======== Rows

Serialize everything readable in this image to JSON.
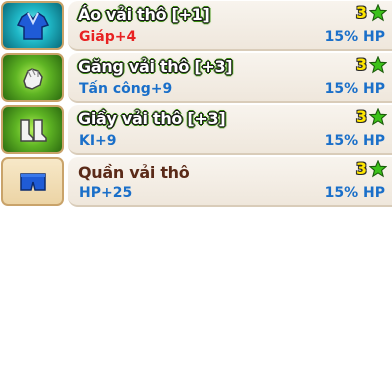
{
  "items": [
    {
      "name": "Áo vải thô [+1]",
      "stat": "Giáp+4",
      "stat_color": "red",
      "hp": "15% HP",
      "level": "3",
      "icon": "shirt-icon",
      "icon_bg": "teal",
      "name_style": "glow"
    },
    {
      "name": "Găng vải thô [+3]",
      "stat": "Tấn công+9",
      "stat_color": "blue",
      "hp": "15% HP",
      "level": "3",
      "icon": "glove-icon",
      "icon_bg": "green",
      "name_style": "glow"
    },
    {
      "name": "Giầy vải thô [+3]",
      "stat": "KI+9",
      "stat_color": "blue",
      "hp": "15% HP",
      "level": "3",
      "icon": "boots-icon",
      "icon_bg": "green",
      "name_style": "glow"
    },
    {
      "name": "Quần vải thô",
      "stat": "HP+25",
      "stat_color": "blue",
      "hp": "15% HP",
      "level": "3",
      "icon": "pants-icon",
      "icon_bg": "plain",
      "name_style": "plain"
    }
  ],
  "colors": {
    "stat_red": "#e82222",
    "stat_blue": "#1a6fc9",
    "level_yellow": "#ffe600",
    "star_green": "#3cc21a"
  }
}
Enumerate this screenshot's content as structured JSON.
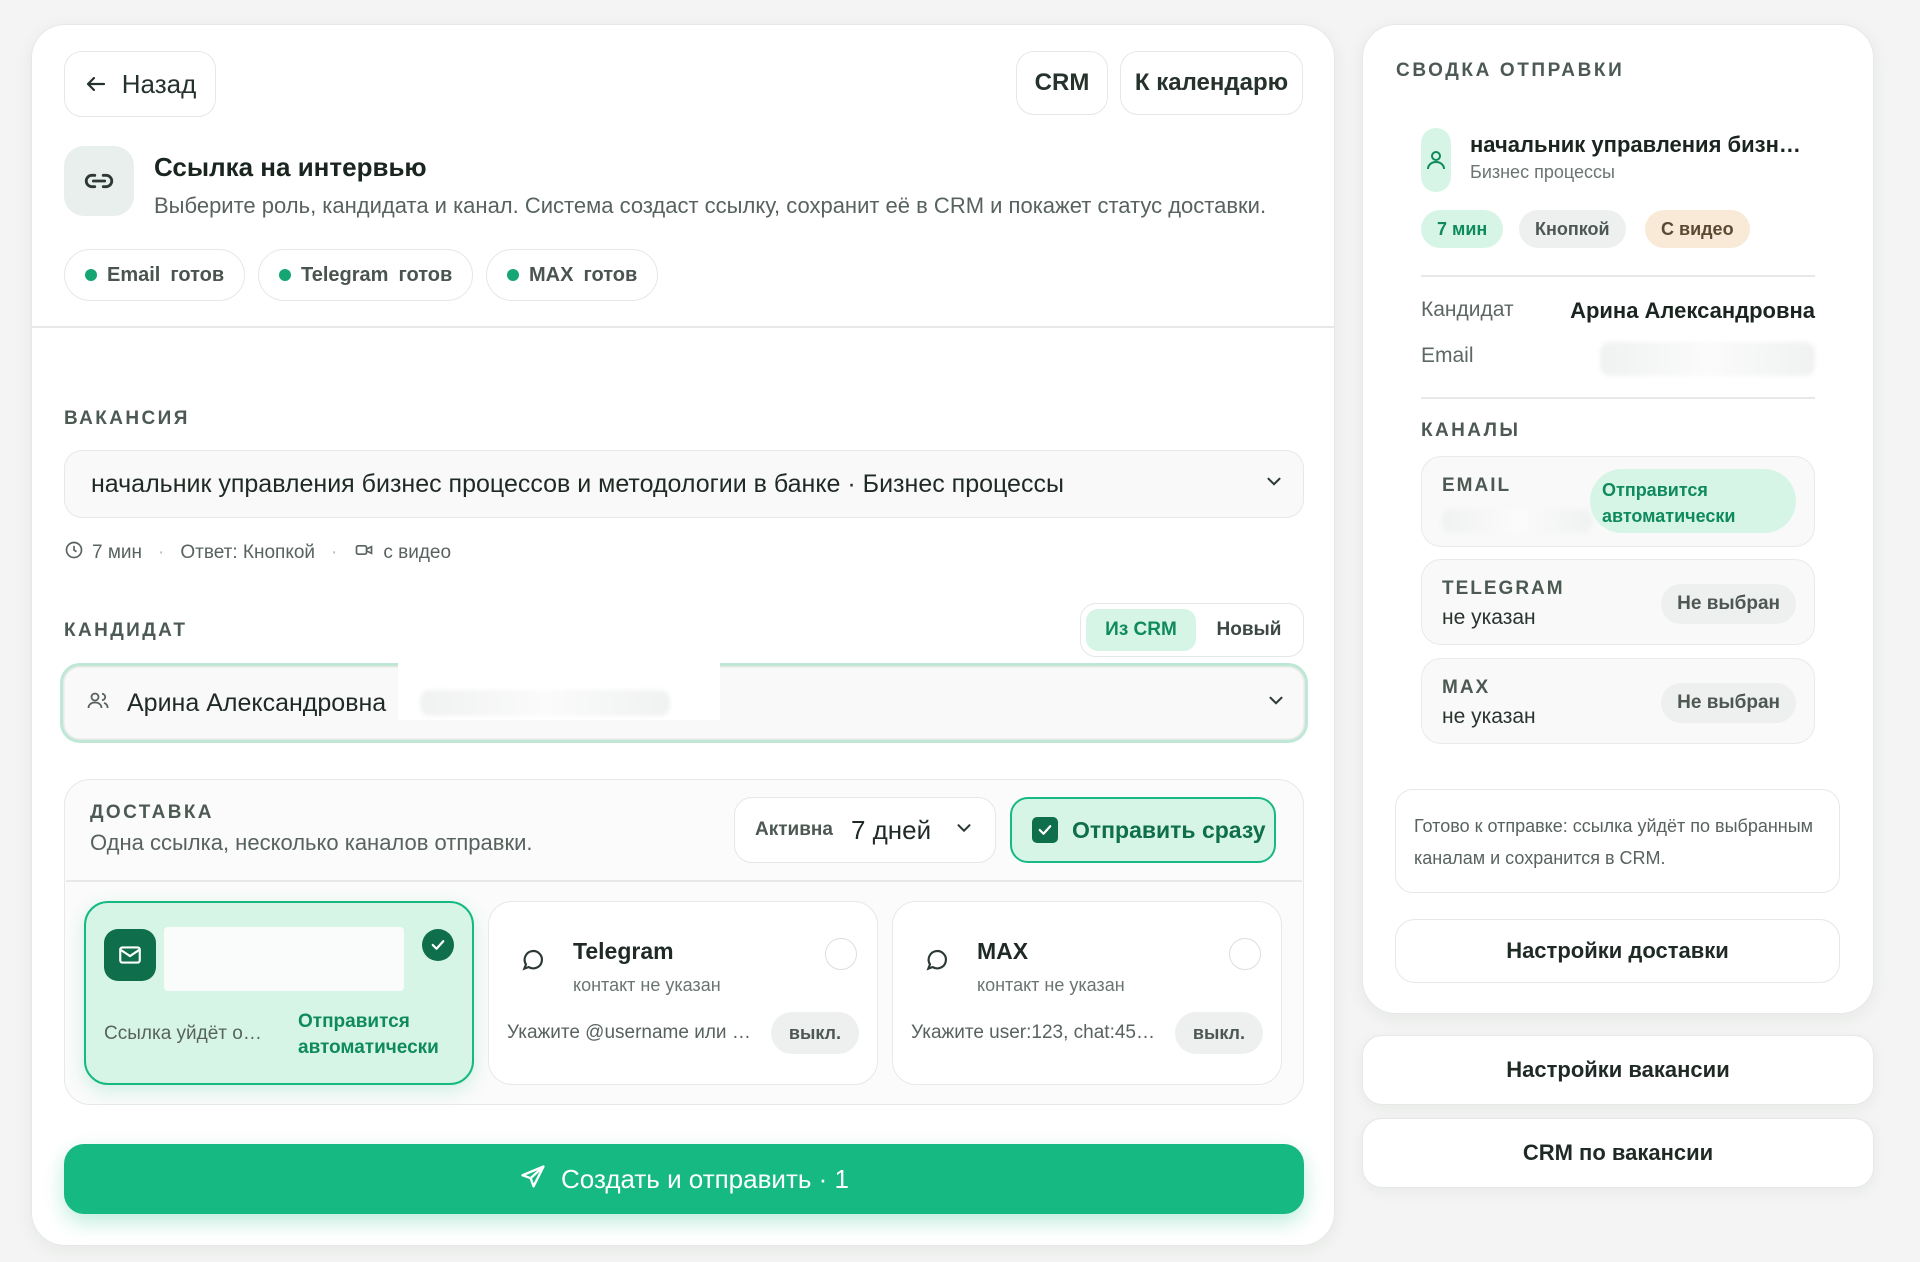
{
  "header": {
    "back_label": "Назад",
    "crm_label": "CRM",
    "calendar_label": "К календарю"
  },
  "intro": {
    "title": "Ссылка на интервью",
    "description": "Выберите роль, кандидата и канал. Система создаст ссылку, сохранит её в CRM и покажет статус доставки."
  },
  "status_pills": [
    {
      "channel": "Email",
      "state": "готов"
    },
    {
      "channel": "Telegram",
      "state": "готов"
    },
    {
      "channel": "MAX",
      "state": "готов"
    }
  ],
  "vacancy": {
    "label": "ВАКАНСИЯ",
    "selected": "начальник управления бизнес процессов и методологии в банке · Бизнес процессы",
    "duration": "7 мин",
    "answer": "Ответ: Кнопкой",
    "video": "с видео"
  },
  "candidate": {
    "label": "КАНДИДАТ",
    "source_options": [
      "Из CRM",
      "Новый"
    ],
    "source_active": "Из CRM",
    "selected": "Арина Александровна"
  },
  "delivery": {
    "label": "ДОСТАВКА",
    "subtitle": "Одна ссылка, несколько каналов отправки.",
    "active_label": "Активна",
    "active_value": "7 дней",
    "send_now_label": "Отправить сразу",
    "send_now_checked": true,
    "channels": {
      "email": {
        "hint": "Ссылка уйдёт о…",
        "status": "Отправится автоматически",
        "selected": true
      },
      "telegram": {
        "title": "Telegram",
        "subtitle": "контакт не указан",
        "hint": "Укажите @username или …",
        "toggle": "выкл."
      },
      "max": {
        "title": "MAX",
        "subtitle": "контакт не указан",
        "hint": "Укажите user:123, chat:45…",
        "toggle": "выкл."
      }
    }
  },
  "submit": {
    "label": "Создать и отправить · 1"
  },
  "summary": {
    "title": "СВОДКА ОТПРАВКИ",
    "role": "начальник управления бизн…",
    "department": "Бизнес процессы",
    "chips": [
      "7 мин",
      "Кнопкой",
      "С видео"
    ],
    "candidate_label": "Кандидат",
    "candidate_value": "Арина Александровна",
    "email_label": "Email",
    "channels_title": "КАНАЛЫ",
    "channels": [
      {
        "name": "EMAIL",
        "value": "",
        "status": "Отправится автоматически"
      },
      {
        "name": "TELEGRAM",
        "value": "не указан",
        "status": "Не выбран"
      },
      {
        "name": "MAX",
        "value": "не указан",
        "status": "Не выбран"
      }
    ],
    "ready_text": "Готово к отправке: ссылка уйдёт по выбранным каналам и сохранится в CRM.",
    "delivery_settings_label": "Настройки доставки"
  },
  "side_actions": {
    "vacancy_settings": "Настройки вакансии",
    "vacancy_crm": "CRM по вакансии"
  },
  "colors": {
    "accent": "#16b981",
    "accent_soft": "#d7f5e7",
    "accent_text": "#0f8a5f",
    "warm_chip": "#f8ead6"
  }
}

================

> Problem statement: Every record must be copied exactly, with the pictures left out.

> Output of the task:
Serialize everything readable in this image to JSON.
{
  "items": [
    {
      "name": "Áo vải thô [+1]",
      "stat": "Giáp+4",
      "stat_color": "red",
      "hp": "15% HP",
      "level": "3",
      "icon": "shirt-icon",
      "icon_bg": "teal",
      "name_style": "glow"
    },
    {
      "name": "Găng vải thô [+3]",
      "stat": "Tấn công+9",
      "stat_color": "blue",
      "hp": "15% HP",
      "level": "3",
      "icon": "glove-icon",
      "icon_bg": "green",
      "name_style": "glow"
    },
    {
      "name": "Giầy vải thô [+3]",
      "stat": "KI+9",
      "stat_color": "blue",
      "hp": "15% HP",
      "level": "3",
      "icon": "boots-icon",
      "icon_bg": "green",
      "name_style": "glow"
    },
    {
      "name": "Quần vải thô",
      "stat": "HP+25",
      "stat_color": "blue",
      "hp": "15% HP",
      "level": "3",
      "icon": "pants-icon",
      "icon_bg": "plain",
      "name_style": "plain"
    }
  ],
  "colors": {
    "stat_red": "#e82222",
    "stat_blue": "#1a6fc9",
    "level_yellow": "#ffe600",
    "star_green": "#3cc21a"
  }
}
Enumerate this screenshot's content as structured JSON.
{
  "header": {
    "back_label": "Назад",
    "crm_label": "CRM",
    "calendar_label": "К календарю"
  },
  "intro": {
    "title": "Ссылка на интервью",
    "description": "Выберите роль, кандидата и канал. Система создаст ссылку, сохранит её в CRM и покажет статус доставки."
  },
  "status_pills": [
    {
      "channel": "Email",
      "state": "готов"
    },
    {
      "channel": "Telegram",
      "state": "готов"
    },
    {
      "channel": "MAX",
      "state": "готов"
    }
  ],
  "vacancy": {
    "label": "ВАКАНСИЯ",
    "selected": "начальник управления бизнес процессов и методологии в банке · Бизнес процессы",
    "duration": "7 мин",
    "answer": "Ответ: Кнопкой",
    "video": "с видео"
  },
  "candidate": {
    "label": "КАНДИДАТ",
    "source_options": [
      "Из CRM",
      "Новый"
    ],
    "source_active": "Из CRM",
    "selected": "Арина Александровна"
  },
  "delivery": {
    "label": "ДОСТАВКА",
    "subtitle": "Одна ссылка, несколько каналов отправки.",
    "active_label": "Активна",
    "active_value": "7 дней",
    "send_now_label": "Отправить сразу",
    "send_now_checked": true,
    "channels": {
      "email": {
        "hint": "Ссылка уйдёт о…",
        "status": "Отправится автоматически",
        "selected": true
      },
      "telegram": {
        "title": "Telegram",
        "subtitle": "контакт не указан",
        "hint": "Укажите @username или …",
        "toggle": "выкл."
      },
      "max": {
        "title": "MAX",
        "subtitle": "контакт не указан",
        "hint": "Укажите user:123, chat:45…",
        "toggle": "выкл."
      }
    }
  },
  "submit": {
    "label": "Создать и отправить · 1"
  },
  "summary": {
    "title": "СВОДКА ОТПРАВКИ",
    "role": "начальник управления бизн…",
    "department": "Бизнес процессы",
    "chips": [
      "7 мин",
      "Кнопкой",
      "С видео"
    ],
    "candidate_label": "Кандидат",
    "candidate_value": "Арина Александровна",
    "email_label": "Email",
    "channels_title": "КАНАЛЫ",
    "channels": [
      {
        "name": "EMAIL",
        "value": "",
        "status": "Отправится автоматически"
      },
      {
        "name": "TELEGRAM",
        "value": "не указан",
        "status": "Не выбран"
      },
      {
        "name": "MAX",
        "value": "не указан",
        "status": "Не выбран"
      }
    ],
    "ready_text": "Готово к отправке: ссылка уйдёт по выбранным каналам и сохранится в CRM.",
    "delivery_settings_label": "Настройки доставки"
  },
  "side_actions": {
    "vacancy_settings": "Настройки вакансии",
    "vacancy_crm": "CRM по вакансии"
  },
  "colors": {
    "accent": "#16b981",
    "accent_soft": "#d7f5e7",
    "accent_text": "#0f8a5f",
    "warm_chip": "#f8ead6"
  }
}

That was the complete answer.